_Activity:_
Transcribe every entry that follows, word for word, and omit the images.

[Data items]

=== Section Start ===

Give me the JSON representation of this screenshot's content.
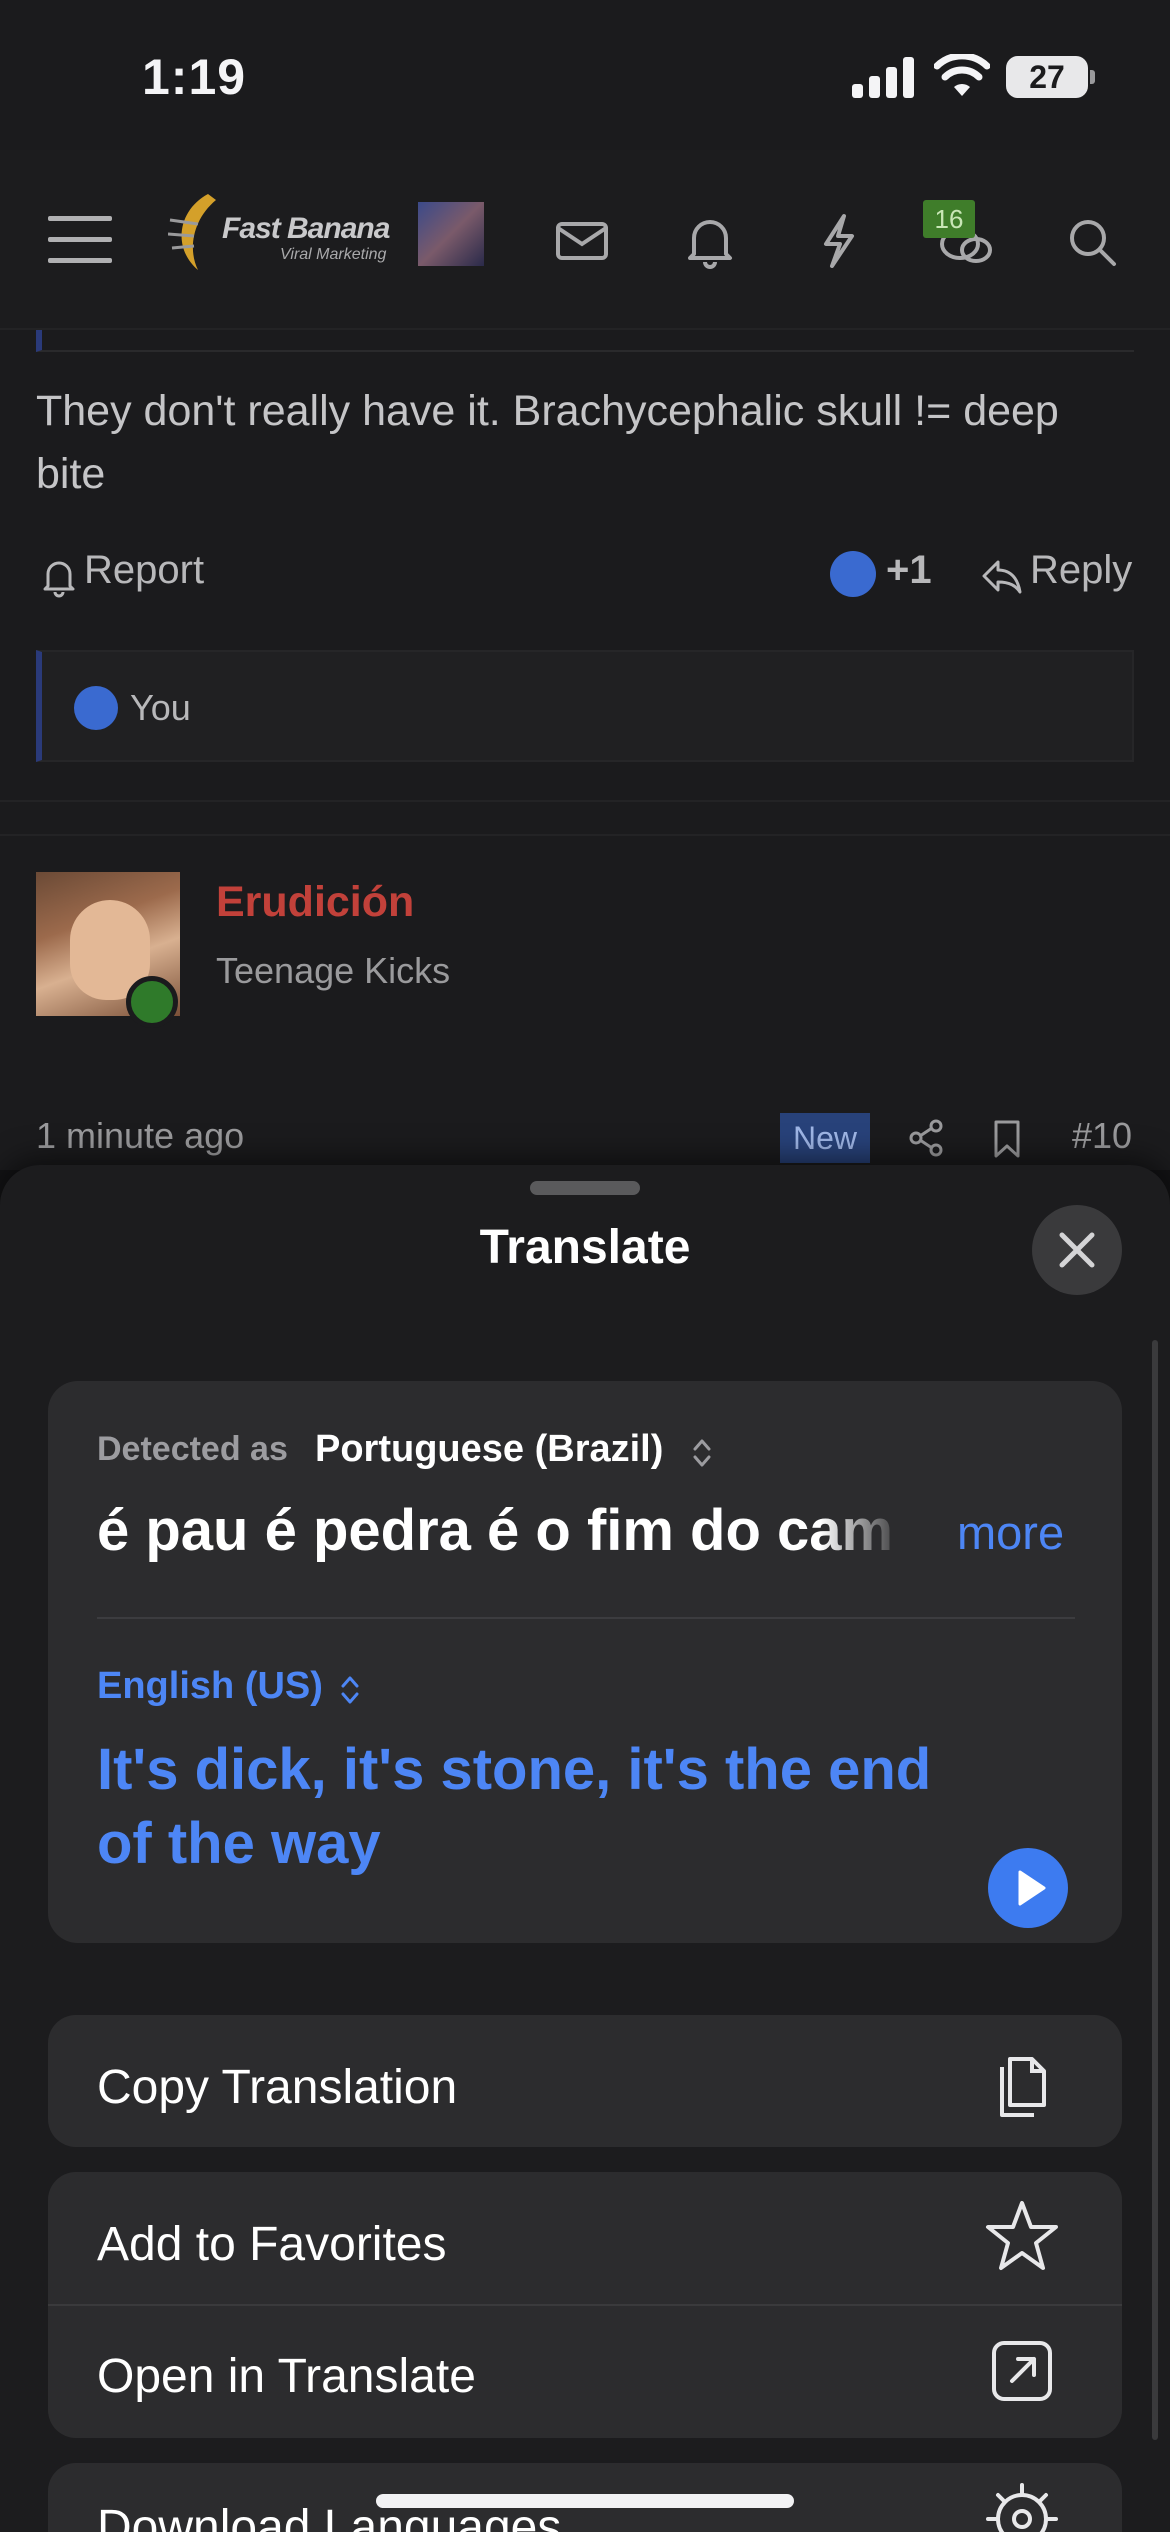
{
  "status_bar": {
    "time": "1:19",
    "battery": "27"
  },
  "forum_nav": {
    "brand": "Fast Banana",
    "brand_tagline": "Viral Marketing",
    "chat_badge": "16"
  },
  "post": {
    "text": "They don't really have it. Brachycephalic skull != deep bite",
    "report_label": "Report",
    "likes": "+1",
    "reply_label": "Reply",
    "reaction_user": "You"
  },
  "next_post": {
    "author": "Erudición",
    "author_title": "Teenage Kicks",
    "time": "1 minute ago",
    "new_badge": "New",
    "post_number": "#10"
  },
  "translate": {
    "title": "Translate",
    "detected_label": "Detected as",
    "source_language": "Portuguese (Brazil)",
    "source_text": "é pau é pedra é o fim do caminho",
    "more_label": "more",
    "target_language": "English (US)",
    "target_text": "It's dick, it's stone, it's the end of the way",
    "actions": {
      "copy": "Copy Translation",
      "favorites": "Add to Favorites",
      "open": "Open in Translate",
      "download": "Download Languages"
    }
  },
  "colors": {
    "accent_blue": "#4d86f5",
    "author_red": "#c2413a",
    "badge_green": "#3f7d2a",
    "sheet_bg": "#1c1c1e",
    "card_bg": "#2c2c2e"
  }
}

=== Section End ===

_Task solution:_
Give me the JSON representation of this screenshot's content.
{
  "status_bar": {
    "time": "1:19",
    "battery": "27"
  },
  "forum_nav": {
    "brand": "Fast Banana",
    "brand_tagline": "Viral Marketing",
    "chat_badge": "16"
  },
  "post": {
    "text": "They don't really have it. Brachycephalic skull != deep bite",
    "report_label": "Report",
    "likes": "+1",
    "reply_label": "Reply",
    "reaction_user": "You"
  },
  "next_post": {
    "author": "Erudición",
    "author_title": "Teenage Kicks",
    "time": "1 minute ago",
    "new_badge": "New",
    "post_number": "#10"
  },
  "translate": {
    "title": "Translate",
    "detected_label": "Detected as",
    "source_language": "Portuguese (Brazil)",
    "source_text": "é pau é pedra é o fim do caminho",
    "more_label": "more",
    "target_language": "English (US)",
    "target_text": "It's dick, it's stone, it's the end of the way",
    "actions": {
      "copy": "Copy Translation",
      "favorites": "Add to Favorites",
      "open": "Open in Translate",
      "download": "Download Languages"
    }
  },
  "colors": {
    "accent_blue": "#4d86f5",
    "author_red": "#c2413a",
    "badge_green": "#3f7d2a",
    "sheet_bg": "#1c1c1e",
    "card_bg": "#2c2c2e"
  }
}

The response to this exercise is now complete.